Records supplied:
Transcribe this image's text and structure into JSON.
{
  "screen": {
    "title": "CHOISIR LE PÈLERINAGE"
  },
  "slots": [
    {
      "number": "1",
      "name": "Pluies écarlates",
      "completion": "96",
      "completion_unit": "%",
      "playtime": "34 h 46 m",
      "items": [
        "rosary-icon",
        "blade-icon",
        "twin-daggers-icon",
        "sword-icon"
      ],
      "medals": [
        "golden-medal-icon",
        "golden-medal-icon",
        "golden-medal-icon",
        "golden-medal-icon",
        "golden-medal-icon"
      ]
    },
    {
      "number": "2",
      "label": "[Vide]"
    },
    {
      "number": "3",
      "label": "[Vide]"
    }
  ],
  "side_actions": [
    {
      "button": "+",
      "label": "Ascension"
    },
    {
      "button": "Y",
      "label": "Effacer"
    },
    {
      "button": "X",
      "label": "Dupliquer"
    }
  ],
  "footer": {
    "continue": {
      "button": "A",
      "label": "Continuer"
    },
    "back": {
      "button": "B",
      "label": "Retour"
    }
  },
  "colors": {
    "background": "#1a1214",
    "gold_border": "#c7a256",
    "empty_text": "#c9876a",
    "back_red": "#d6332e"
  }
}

Set task: Each line of the material must be restated exactly.

Task response:
Transcribe this image's text and structure into JSON.
{
  "screen": {
    "title": "CHOISIR LE PÈLERINAGE"
  },
  "slots": [
    {
      "number": "1",
      "name": "Pluies écarlates",
      "completion": "96",
      "completion_unit": "%",
      "playtime": "34 h 46 m",
      "items": [
        "rosary-icon",
        "blade-icon",
        "twin-daggers-icon",
        "sword-icon"
      ],
      "medals": [
        "golden-medal-icon",
        "golden-medal-icon",
        "golden-medal-icon",
        "golden-medal-icon",
        "golden-medal-icon"
      ]
    },
    {
      "number": "2",
      "label": "[Vide]"
    },
    {
      "number": "3",
      "label": "[Vide]"
    }
  ],
  "side_actions": [
    {
      "button": "+",
      "label": "Ascension"
    },
    {
      "button": "Y",
      "label": "Effacer"
    },
    {
      "button": "X",
      "label": "Dupliquer"
    }
  ],
  "footer": {
    "continue": {
      "button": "A",
      "label": "Continuer"
    },
    "back": {
      "button": "B",
      "label": "Retour"
    }
  },
  "colors": {
    "background": "#1a1214",
    "gold_border": "#c7a256",
    "empty_text": "#c9876a",
    "back_red": "#d6332e"
  }
}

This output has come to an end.